## [EXERCISE DESCRIPTION]
Reproduce every line between the one holding "y-left-tick-label: 8.014: [41, 58, 74, 73]" and the one holding "increase-point: [447, 54, 456, 62]", including both of those lines.

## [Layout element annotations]
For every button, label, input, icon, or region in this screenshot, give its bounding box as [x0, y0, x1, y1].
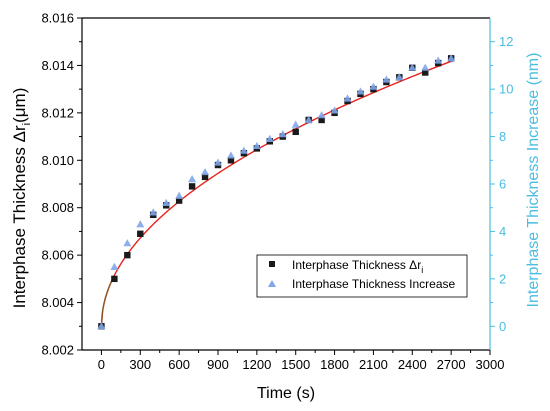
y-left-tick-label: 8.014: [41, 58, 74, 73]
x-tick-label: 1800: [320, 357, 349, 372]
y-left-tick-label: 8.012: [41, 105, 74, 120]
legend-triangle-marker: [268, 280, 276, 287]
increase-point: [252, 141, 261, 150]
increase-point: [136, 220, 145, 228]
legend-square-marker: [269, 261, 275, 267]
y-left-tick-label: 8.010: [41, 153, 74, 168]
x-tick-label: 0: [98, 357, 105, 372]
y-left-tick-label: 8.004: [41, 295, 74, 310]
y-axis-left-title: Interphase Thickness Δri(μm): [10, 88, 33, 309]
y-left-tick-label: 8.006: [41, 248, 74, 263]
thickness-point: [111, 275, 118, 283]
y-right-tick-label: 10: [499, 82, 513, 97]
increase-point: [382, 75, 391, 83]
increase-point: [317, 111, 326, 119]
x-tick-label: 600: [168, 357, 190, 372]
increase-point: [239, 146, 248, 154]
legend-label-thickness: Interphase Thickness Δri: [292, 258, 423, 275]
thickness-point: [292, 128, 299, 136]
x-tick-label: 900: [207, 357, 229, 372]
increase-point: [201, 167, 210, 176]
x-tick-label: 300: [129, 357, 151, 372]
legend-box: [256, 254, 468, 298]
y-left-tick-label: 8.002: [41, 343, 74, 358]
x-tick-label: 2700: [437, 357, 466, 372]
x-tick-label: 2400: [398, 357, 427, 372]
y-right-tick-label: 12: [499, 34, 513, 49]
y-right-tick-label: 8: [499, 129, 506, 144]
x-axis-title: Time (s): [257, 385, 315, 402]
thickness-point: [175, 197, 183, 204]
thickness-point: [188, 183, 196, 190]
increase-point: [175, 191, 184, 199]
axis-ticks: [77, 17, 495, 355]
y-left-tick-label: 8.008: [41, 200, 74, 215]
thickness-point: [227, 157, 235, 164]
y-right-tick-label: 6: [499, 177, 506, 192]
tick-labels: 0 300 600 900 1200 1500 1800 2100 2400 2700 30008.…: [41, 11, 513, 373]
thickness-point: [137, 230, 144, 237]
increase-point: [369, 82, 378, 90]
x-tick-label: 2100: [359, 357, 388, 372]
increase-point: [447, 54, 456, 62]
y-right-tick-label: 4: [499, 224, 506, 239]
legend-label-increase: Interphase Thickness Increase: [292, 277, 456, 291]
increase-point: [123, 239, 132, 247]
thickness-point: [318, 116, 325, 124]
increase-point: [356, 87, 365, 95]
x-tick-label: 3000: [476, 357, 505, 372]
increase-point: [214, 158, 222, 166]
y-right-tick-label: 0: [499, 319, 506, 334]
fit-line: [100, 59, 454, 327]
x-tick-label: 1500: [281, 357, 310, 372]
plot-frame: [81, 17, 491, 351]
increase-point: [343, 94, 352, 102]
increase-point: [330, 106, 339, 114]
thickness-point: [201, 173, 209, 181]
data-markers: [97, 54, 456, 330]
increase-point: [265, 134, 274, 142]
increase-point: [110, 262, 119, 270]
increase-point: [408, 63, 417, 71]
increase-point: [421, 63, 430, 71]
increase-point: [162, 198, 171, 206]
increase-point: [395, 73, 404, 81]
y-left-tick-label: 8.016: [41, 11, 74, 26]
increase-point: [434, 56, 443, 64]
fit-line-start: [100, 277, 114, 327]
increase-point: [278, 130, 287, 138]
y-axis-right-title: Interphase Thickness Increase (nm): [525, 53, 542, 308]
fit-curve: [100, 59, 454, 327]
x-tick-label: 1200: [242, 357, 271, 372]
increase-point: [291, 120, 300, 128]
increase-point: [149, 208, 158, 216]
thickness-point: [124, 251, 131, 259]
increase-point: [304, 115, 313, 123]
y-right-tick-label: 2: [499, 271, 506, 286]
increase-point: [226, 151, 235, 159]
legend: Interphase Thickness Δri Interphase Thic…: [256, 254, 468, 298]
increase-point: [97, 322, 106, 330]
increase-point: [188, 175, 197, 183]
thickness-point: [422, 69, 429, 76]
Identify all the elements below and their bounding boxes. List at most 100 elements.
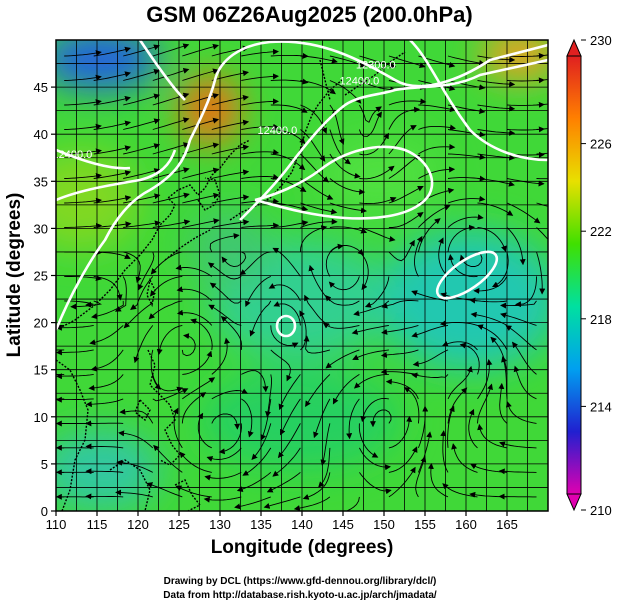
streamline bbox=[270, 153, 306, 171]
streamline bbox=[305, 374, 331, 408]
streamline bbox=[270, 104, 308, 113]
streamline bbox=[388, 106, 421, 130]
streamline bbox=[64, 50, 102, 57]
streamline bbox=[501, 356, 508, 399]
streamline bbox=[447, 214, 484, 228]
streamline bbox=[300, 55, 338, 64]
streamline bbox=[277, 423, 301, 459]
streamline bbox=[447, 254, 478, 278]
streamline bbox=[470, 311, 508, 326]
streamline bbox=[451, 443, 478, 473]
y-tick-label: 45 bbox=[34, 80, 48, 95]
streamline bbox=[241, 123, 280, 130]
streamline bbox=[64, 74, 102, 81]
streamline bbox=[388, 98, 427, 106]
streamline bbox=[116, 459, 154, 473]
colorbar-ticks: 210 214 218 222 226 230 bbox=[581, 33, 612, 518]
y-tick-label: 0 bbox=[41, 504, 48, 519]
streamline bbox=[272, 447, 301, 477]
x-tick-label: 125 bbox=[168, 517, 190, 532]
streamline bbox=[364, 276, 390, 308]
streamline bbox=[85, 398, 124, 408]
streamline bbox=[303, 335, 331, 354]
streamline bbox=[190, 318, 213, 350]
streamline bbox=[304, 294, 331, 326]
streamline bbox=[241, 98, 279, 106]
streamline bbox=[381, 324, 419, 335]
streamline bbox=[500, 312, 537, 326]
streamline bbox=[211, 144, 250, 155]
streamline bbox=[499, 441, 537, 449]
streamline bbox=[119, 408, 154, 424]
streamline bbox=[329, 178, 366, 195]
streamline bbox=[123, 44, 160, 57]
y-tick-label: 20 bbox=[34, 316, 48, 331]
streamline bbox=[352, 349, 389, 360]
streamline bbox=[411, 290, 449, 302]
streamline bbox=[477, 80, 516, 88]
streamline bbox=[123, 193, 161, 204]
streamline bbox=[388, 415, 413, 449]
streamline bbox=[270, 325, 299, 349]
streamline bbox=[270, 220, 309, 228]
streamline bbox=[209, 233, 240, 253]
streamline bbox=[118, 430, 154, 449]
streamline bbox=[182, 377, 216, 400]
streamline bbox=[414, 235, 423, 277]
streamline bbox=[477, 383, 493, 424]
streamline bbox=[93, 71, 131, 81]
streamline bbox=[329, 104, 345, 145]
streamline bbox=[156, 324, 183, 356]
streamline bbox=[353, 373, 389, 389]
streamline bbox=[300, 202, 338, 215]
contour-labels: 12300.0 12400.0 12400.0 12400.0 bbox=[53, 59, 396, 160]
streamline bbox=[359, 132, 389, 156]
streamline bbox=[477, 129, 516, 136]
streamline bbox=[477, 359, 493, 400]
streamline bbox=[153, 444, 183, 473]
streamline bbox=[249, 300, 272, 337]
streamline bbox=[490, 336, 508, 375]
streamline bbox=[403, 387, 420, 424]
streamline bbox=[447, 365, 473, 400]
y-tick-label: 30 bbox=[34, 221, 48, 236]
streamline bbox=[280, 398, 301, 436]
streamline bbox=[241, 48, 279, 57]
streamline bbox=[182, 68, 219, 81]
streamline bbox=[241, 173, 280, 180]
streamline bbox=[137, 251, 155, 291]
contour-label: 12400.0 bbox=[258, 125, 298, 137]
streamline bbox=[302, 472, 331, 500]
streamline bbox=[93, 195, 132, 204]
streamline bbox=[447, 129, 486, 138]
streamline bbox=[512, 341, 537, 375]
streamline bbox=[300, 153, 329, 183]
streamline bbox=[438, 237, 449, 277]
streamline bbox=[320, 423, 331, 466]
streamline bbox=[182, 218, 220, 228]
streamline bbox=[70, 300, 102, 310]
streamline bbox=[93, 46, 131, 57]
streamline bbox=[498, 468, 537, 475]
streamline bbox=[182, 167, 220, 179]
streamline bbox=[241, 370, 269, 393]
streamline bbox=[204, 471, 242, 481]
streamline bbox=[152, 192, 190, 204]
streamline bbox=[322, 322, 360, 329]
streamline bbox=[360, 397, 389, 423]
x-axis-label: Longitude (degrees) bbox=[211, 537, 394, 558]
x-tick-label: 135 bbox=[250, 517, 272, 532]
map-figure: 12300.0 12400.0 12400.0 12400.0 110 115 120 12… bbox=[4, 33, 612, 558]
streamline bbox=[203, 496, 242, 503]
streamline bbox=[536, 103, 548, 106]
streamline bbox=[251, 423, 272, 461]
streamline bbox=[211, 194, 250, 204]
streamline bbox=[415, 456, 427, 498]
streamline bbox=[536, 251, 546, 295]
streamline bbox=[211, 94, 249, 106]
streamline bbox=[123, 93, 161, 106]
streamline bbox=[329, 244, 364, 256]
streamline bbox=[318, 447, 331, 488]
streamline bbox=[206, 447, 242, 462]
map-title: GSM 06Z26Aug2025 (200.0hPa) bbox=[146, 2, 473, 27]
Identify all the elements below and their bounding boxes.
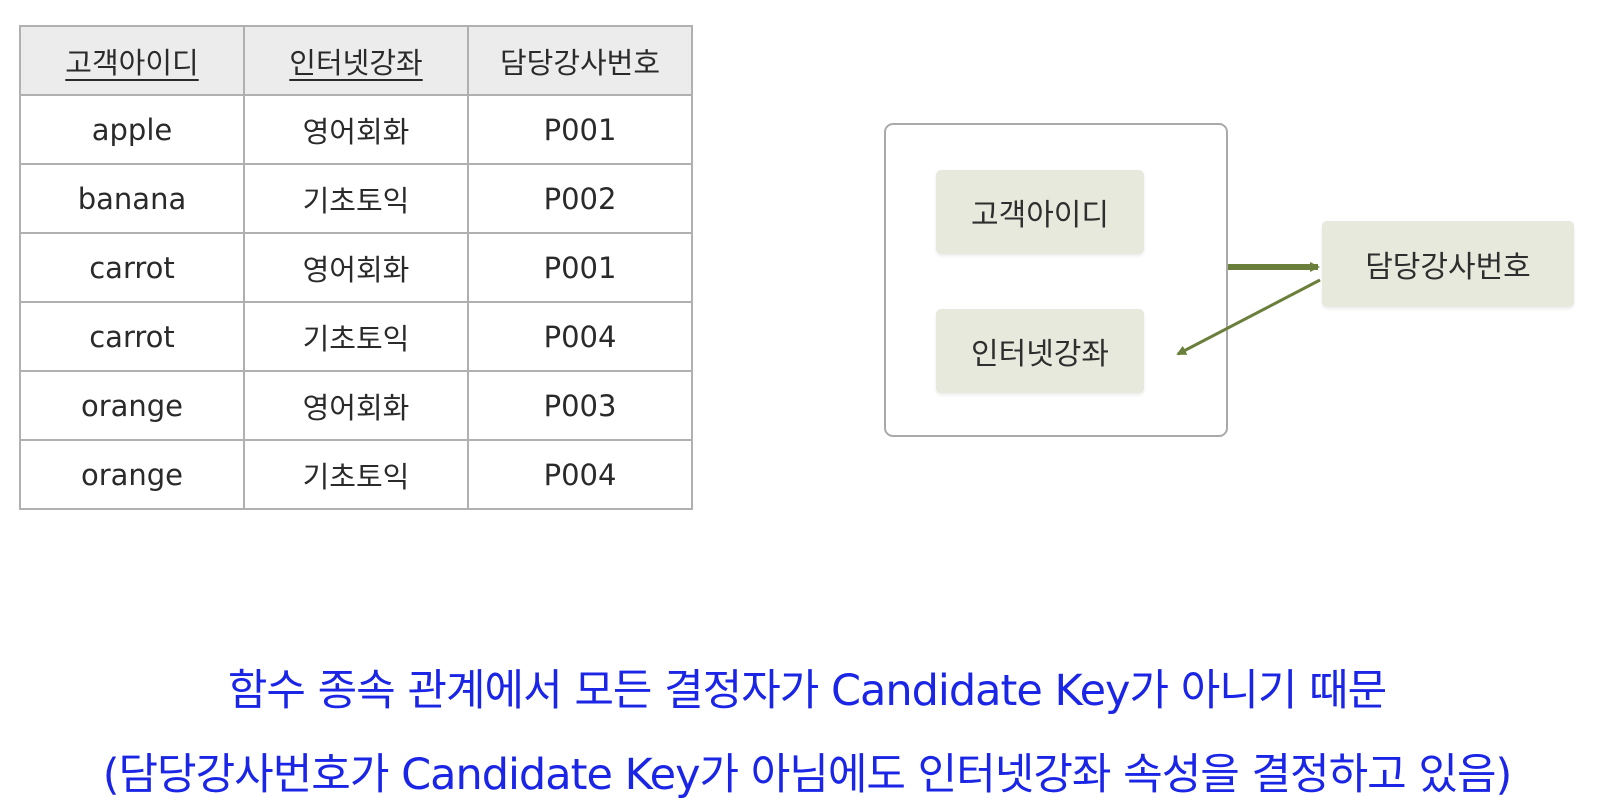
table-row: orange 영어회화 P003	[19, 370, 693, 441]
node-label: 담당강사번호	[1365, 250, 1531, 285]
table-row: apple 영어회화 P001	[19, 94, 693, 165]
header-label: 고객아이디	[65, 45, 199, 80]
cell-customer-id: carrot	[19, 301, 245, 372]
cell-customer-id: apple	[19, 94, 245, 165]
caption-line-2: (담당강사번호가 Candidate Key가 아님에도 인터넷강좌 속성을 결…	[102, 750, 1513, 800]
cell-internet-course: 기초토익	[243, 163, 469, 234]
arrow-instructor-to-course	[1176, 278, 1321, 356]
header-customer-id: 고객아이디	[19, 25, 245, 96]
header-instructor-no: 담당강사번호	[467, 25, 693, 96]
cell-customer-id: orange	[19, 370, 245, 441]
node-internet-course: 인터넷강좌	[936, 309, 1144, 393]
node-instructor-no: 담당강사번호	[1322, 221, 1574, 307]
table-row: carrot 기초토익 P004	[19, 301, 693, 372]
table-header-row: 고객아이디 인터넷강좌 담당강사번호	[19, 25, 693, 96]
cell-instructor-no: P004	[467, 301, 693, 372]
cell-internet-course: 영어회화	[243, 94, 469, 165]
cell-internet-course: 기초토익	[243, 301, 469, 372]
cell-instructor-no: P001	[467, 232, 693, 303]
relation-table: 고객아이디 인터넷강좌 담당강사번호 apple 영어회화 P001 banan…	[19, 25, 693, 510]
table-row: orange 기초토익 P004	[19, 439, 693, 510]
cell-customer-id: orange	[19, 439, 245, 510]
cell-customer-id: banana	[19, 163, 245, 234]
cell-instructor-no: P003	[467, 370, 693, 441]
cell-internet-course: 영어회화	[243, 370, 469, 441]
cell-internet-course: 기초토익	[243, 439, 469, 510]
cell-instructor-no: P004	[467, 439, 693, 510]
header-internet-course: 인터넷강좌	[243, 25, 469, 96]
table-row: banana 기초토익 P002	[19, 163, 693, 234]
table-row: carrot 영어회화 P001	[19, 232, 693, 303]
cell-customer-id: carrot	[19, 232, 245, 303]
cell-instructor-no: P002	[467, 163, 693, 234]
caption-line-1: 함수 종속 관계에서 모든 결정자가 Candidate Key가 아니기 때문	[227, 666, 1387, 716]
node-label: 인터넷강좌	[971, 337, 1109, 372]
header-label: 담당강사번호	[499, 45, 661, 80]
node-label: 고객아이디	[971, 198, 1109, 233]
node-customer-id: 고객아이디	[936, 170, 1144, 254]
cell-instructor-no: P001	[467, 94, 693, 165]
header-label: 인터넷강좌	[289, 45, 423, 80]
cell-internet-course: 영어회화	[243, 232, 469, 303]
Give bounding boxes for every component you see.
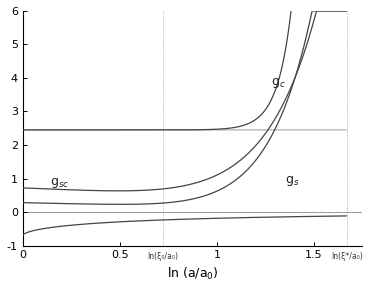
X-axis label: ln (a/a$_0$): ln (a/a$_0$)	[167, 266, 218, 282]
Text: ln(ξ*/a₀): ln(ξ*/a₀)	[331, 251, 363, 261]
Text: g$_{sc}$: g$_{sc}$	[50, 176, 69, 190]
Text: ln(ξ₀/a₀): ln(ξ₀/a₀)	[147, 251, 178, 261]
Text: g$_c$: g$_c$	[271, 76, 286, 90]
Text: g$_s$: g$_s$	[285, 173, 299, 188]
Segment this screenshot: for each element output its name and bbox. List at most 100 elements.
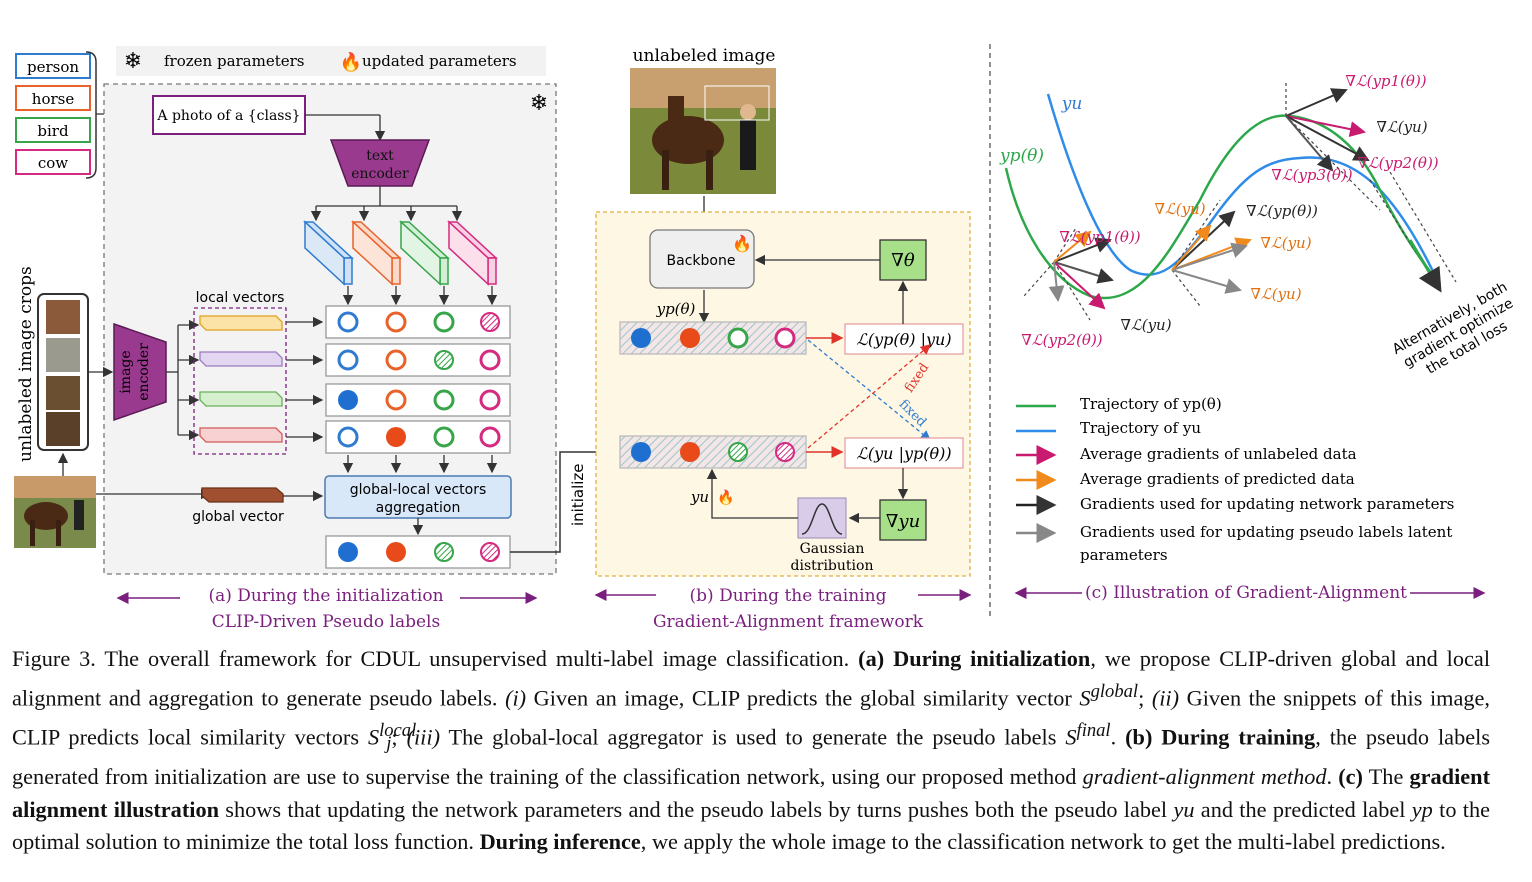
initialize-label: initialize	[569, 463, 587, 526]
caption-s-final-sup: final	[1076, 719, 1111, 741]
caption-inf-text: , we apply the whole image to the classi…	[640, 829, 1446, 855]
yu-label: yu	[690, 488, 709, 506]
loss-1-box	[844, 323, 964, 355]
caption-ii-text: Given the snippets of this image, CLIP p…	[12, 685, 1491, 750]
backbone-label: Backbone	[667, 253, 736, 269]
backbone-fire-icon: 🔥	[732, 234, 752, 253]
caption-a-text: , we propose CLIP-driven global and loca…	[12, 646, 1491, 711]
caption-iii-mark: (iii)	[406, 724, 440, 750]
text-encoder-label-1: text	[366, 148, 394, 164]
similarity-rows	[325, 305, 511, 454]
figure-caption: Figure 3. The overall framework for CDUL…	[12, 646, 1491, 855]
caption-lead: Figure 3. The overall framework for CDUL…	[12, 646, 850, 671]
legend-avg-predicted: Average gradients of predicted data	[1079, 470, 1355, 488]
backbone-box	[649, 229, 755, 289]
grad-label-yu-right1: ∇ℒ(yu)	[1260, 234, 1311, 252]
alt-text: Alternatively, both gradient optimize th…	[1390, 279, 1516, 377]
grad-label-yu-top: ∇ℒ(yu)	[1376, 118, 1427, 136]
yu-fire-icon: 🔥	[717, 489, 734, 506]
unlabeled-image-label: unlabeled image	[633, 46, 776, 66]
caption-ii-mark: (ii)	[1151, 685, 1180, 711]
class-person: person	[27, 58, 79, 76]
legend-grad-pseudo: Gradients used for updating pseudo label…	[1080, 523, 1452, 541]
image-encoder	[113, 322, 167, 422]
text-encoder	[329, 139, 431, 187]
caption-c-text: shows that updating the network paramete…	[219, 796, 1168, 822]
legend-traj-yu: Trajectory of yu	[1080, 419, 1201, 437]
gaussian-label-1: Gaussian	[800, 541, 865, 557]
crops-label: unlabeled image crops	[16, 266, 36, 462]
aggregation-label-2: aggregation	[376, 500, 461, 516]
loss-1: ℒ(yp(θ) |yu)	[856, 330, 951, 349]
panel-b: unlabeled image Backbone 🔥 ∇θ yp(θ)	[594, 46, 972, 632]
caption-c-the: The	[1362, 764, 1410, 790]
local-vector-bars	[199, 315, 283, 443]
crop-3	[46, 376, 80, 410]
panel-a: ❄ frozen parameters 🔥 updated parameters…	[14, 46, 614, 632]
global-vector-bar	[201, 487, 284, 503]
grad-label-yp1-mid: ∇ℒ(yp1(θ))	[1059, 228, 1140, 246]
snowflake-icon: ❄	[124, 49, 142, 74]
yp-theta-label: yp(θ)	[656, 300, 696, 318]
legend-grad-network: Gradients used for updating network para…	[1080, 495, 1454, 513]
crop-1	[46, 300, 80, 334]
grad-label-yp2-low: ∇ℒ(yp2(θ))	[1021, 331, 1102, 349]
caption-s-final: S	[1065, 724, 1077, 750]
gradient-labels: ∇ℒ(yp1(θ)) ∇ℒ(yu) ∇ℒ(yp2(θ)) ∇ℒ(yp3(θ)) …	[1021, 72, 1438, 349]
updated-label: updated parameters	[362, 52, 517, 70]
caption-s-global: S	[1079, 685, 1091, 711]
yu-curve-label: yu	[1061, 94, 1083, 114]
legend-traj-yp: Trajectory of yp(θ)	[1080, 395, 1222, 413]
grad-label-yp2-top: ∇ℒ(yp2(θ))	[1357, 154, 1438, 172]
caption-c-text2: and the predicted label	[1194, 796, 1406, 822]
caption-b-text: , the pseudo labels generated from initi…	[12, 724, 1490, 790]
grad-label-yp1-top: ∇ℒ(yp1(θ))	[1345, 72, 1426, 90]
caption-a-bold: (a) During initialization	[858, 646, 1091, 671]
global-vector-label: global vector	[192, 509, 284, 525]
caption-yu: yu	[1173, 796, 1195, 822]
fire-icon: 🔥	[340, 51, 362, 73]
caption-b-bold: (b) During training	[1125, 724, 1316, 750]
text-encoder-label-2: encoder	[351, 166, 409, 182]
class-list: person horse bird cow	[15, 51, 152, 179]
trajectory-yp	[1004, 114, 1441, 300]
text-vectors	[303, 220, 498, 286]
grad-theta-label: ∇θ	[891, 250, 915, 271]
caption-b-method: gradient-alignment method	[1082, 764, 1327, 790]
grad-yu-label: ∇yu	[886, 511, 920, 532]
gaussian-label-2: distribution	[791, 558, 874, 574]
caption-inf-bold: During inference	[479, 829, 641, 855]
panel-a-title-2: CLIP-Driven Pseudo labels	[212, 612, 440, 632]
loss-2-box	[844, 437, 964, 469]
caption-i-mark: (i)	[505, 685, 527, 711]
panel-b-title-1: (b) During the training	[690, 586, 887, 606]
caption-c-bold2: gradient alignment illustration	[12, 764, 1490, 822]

## [TASK ANSWER]
y-left-tick-label: 8.014: [41, 58, 74, 73]
x-tick-label: 1800: [320, 357, 349, 372]
y-left-tick-label: 8.012: [41, 105, 74, 120]
legend-triangle-marker: [268, 280, 276, 287]
increase-point: [252, 141, 261, 150]
increase-point: [136, 220, 145, 228]
legend-square-marker: [269, 261, 275, 267]
y-left-tick-label: 8.010: [41, 153, 74, 168]
x-tick-label: 0: [98, 357, 105, 372]
y-left-tick-label: 8.004: [41, 295, 74, 310]
y-axis-left-title: Interphase Thickness Δri(μm): [10, 88, 33, 309]
y-left-tick-label: 8.006: [41, 248, 74, 263]
thickness-point: [111, 275, 118, 283]
y-right-tick-label: 10: [499, 82, 513, 97]
increase-point: [382, 75, 391, 83]
increase-point: [317, 111, 326, 119]
x-tick-label: 600: [168, 357, 190, 372]
increase-point: [239, 146, 248, 154]
legend-label-thickness: Interphase Thickness Δri: [292, 258, 423, 275]
thickness-point: [292, 128, 299, 136]
x-tick-label: 900: [207, 357, 229, 372]
increase-point: [201, 167, 210, 176]
x-tick-label: 300: [129, 357, 151, 372]
legend-box: [256, 254, 468, 298]
y-left-tick-label: 8.002: [41, 343, 74, 358]
x-tick-label: 2700: [437, 357, 466, 372]
x-tick-label: 2400: [398, 357, 427, 372]
y-right-tick-label: 12: [499, 34, 513, 49]
y-right-tick-label: 8: [499, 129, 506, 144]
x-axis-title: Time (s): [257, 385, 315, 402]
thickness-point: [175, 197, 183, 204]
thickness-point: [188, 183, 196, 190]
increase-point: [175, 191, 184, 199]
axis-ticks: [77, 17, 495, 355]
y-left-tick-label: 8.008: [41, 200, 74, 215]
thickness-point: [227, 157, 235, 164]
y-right-tick-label: 6: [499, 177, 506, 192]
tick-labels: 0 300 600 900 1200 1500 1800 2100 2400 2700 30008.…: [41, 11, 513, 373]
thickness-point: [137, 230, 144, 237]
increase-point: [369, 82, 378, 90]
x-tick-label: 2100: [359, 357, 388, 372]
increase-point: [447, 54, 456, 62]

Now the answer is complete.